___ Record set ___

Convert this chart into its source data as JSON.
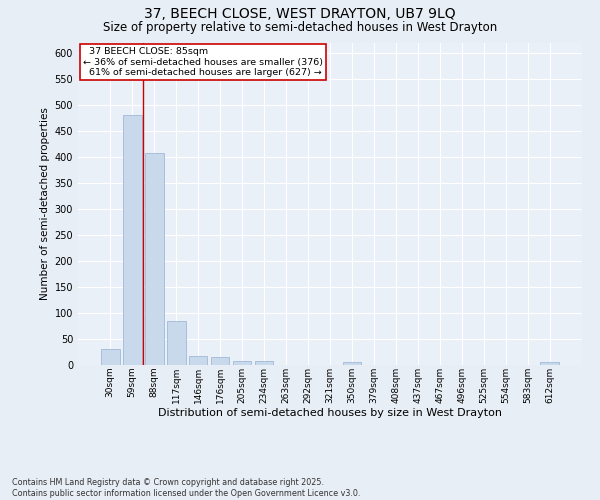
{
  "title1": "37, BEECH CLOSE, WEST DRAYTON, UB7 9LQ",
  "title2": "Size of property relative to semi-detached houses in West Drayton",
  "xlabel": "Distribution of semi-detached houses by size in West Drayton",
  "ylabel": "Number of semi-detached properties",
  "categories": [
    "30sqm",
    "59sqm",
    "88sqm",
    "117sqm",
    "146sqm",
    "176sqm",
    "205sqm",
    "234sqm",
    "263sqm",
    "292sqm",
    "321sqm",
    "350sqm",
    "379sqm",
    "408sqm",
    "437sqm",
    "467sqm",
    "496sqm",
    "525sqm",
    "554sqm",
    "583sqm",
    "612sqm"
  ],
  "values": [
    30,
    480,
    408,
    85,
    18,
    15,
    7,
    8,
    0,
    0,
    0,
    5,
    0,
    0,
    0,
    0,
    0,
    0,
    0,
    0,
    5
  ],
  "bar_color": "#c9d9ec",
  "bar_edge_color": "#a0b8d8",
  "marker_label": "37 BEECH CLOSE: 85sqm",
  "marker_smaller_pct": "36%",
  "marker_smaller_count": 376,
  "marker_larger_pct": "61%",
  "marker_larger_count": 627,
  "marker_line_color": "#cc0000",
  "annotation_box_color": "#cc0000",
  "ylim": [
    0,
    620
  ],
  "yticks": [
    0,
    50,
    100,
    150,
    200,
    250,
    300,
    350,
    400,
    450,
    500,
    550,
    600
  ],
  "footer": "Contains HM Land Registry data © Crown copyright and database right 2025.\nContains public sector information licensed under the Open Government Licence v3.0.",
  "bg_color": "#e8eef5",
  "plot_bg_color": "#eaf0f8",
  "grid_color": "#ffffff",
  "title1_fontsize": 10,
  "title2_fontsize": 8.5,
  "xlabel_fontsize": 8,
  "ylabel_fontsize": 7.5
}
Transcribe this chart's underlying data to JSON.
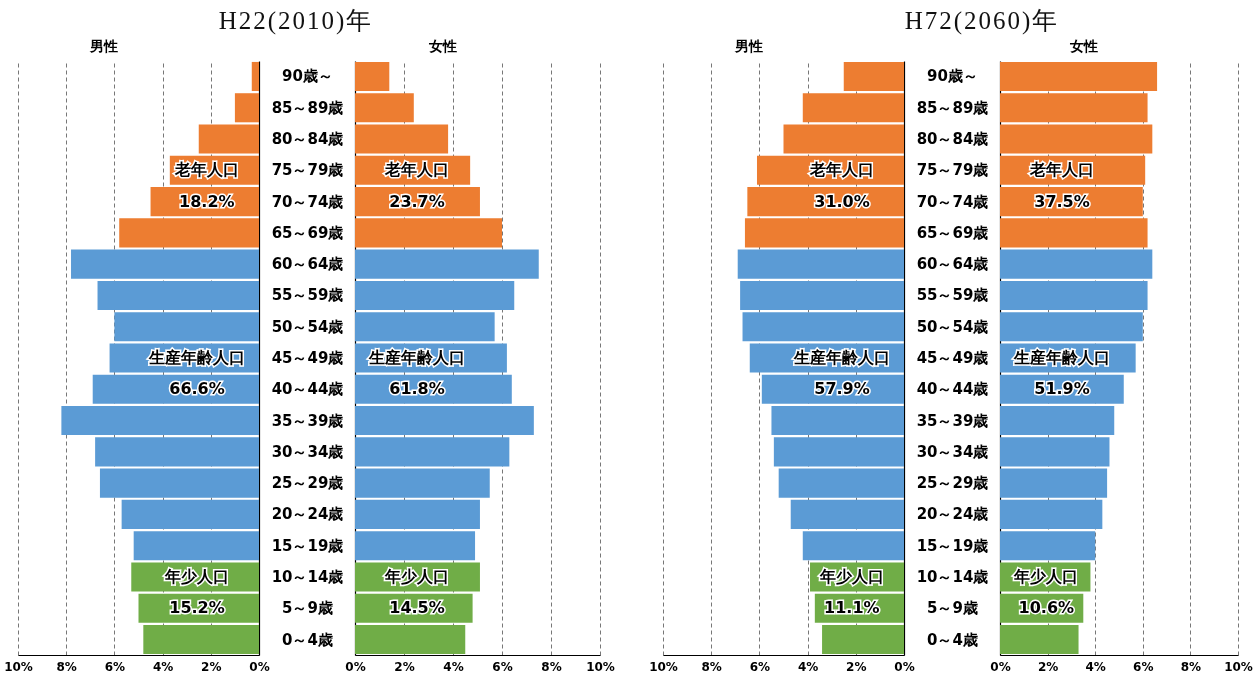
{
  "chart_data": [
    {
      "type": "bar",
      "title": "H22(2010)年",
      "subtitle": "男性",
      "orientation": "horizontal",
      "categories": [
        null,
        null,
        null,
        null,
        null,
        null,
        null,
        null,
        null,
        null,
        null,
        null,
        null,
        null,
        null,
        null,
        null,
        null,
        null
      ],
      "values": [
        0.3,
        1.0,
        2.5,
        3.7,
        4.5,
        5.8,
        7.8,
        6.7,
        6.0,
        6.2,
        6.9,
        8.2,
        6.8,
        6.6,
        5.7,
        5.2,
        5.3,
        5.0,
        4.8
      ],
      "colors": [
        "#ed7d31",
        "#ed7d31",
        "#ed7d31",
        "#ed7d31",
        "#ed7d31",
        "#ed7d31",
        "#5b9bd5",
        "#5b9bd5",
        "#5b9bd5",
        "#5b9bd5",
        "#5b9bd5",
        "#5b9bd5",
        "#5b9bd5",
        "#5b9bd5",
        "#5b9bd5",
        "#5b9bd5",
        "#70ad47",
        "#70ad47",
        "#70ad47"
      ],
      "xlim": [
        10,
        0
      ],
      "xticks": [
        {
          "value": 10,
          "label": "10%"
        },
        {
          "value": 8,
          "label": "8%"
        },
        {
          "value": 6,
          "label": "6%"
        },
        {
          "value": 4,
          "label": "4%"
        },
        {
          "value": 2,
          "label": "2%"
        },
        {
          "value": 0,
          "label": "0%"
        }
      ],
      "grid": "x",
      "annotations": [
        "老年人口",
        "18.2%",
        "生産年齢人口",
        "66.6%",
        "年少人口",
        "15.2%"
      ]
    },
    {
      "type": "bar",
      "subtitle": "女性",
      "orientation": "horizontal",
      "categories": [
        "90歳～",
        "85～89歳",
        "80～84歳",
        "75～79歳",
        "70～74歳",
        "65～69歳",
        "60～64歳",
        "55～59歳",
        "50～54歳",
        "45～49歳",
        "40～44歳",
        "35～39歳",
        "30～34歳",
        "25～29歳",
        "20～24歳",
        "15～19歳",
        "10～14歳",
        "5～9歳",
        "0～4歳"
      ],
      "values": [
        1.4,
        2.4,
        3.8,
        4.7,
        5.1,
        6.0,
        7.5,
        6.5,
        5.7,
        6.2,
        6.4,
        7.3,
        6.3,
        5.5,
        5.1,
        4.9,
        5.1,
        4.8,
        4.5
      ],
      "colors": [
        "#ed7d31",
        "#ed7d31",
        "#ed7d31",
        "#ed7d31",
        "#ed7d31",
        "#ed7d31",
        "#5b9bd5",
        "#5b9bd5",
        "#5b9bd5",
        "#5b9bd5",
        "#5b9bd5",
        "#5b9bd5",
        "#5b9bd5",
        "#5b9bd5",
        "#5b9bd5",
        "#5b9bd5",
        "#70ad47",
        "#70ad47",
        "#70ad47"
      ],
      "xlim": [
        0,
        10
      ],
      "xticks": [
        {
          "value": 0,
          "label": "0%"
        },
        {
          "value": 2,
          "label": "2%"
        },
        {
          "value": 4,
          "label": "4%"
        },
        {
          "value": 6,
          "label": "6%"
        },
        {
          "value": 8,
          "label": "8%"
        },
        {
          "value": 10,
          "label": "10%"
        }
      ],
      "grid": "x",
      "annotations": [
        "老年人口",
        "23.7%",
        "生産年齢人口",
        "61.8%",
        "年少人口",
        "14.5%"
      ]
    },
    {
      "type": "bar",
      "title": "H72(2060)年",
      "subtitle": "男性",
      "orientation": "horizontal",
      "categories": [
        null,
        null,
        null,
        null,
        null,
        null,
        null,
        null,
        null,
        null,
        null,
        null,
        null,
        null,
        null,
        null,
        null,
        null,
        null
      ],
      "values": [
        2.5,
        4.2,
        5.0,
        6.1,
        6.5,
        6.6,
        6.9,
        6.8,
        6.7,
        6.4,
        5.9,
        5.5,
        5.4,
        5.2,
        4.7,
        4.2,
        3.9,
        3.7,
        3.4
      ],
      "colors": [
        "#ed7d31",
        "#ed7d31",
        "#ed7d31",
        "#ed7d31",
        "#ed7d31",
        "#ed7d31",
        "#5b9bd5",
        "#5b9bd5",
        "#5b9bd5",
        "#5b9bd5",
        "#5b9bd5",
        "#5b9bd5",
        "#5b9bd5",
        "#5b9bd5",
        "#5b9bd5",
        "#5b9bd5",
        "#70ad47",
        "#70ad47",
        "#70ad47"
      ],
      "xlim": [
        10,
        0
      ],
      "xticks": [
        {
          "value": 10,
          "label": "10%"
        },
        {
          "value": 8,
          "label": "8%"
        },
        {
          "value": 6,
          "label": "6%"
        },
        {
          "value": 4,
          "label": "4%"
        },
        {
          "value": 2,
          "label": "2%"
        },
        {
          "value": 0,
          "label": "0%"
        }
      ],
      "grid": "x",
      "annotations": [
        "老年人口",
        "31.0%",
        "生産年齢人口",
        "57.9%",
        "年少人口",
        "11.1%"
      ]
    },
    {
      "type": "bar",
      "subtitle": "女性",
      "orientation": "horizontal",
      "categories": [
        "90歳～",
        "85～89歳",
        "80～84歳",
        "75～79歳",
        "70～74歳",
        "65～69歳",
        "60～64歳",
        "55～59歳",
        "50～54歳",
        "45～49歳",
        "40～44歳",
        "35～39歳",
        "30～34歳",
        "25～29歳",
        "20～24歳",
        "15～19歳",
        "10～14歳",
        "5～9歳",
        "0～4歳"
      ],
      "values": [
        6.6,
        6.2,
        6.4,
        6.1,
        6.0,
        6.2,
        6.4,
        6.2,
        6.0,
        5.7,
        5.2,
        4.8,
        4.6,
        4.5,
        4.3,
        4.0,
        3.8,
        3.5,
        3.3
      ],
      "colors": [
        "#ed7d31",
        "#ed7d31",
        "#ed7d31",
        "#ed7d31",
        "#ed7d31",
        "#ed7d31",
        "#5b9bd5",
        "#5b9bd5",
        "#5b9bd5",
        "#5b9bd5",
        "#5b9bd5",
        "#5b9bd5",
        "#5b9bd5",
        "#5b9bd5",
        "#5b9bd5",
        "#5b9bd5",
        "#70ad47",
        "#70ad47",
        "#70ad47"
      ],
      "xlim": [
        0,
        10
      ],
      "xticks": [
        {
          "value": 0,
          "label": "0%"
        },
        {
          "value": 2,
          "label": "2%"
        },
        {
          "value": 4,
          "label": "4%"
        },
        {
          "value": 6,
          "label": "6%"
        },
        {
          "value": 8,
          "label": "8%"
        },
        {
          "value": 10,
          "label": "10%"
        }
      ],
      "grid": "x",
      "annotations": [
        "老年人口",
        "37.5%",
        "生産年齢人口",
        "51.9%",
        "年少人口",
        "10.6%"
      ]
    }
  ]
}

___

* What is being asked:
Copy whichever lines in the listing above contain the word "JSON".

* Output of the exercise:
Convert this chart into its source data as JSON.
Transcribe this chart's underlying data to JSON.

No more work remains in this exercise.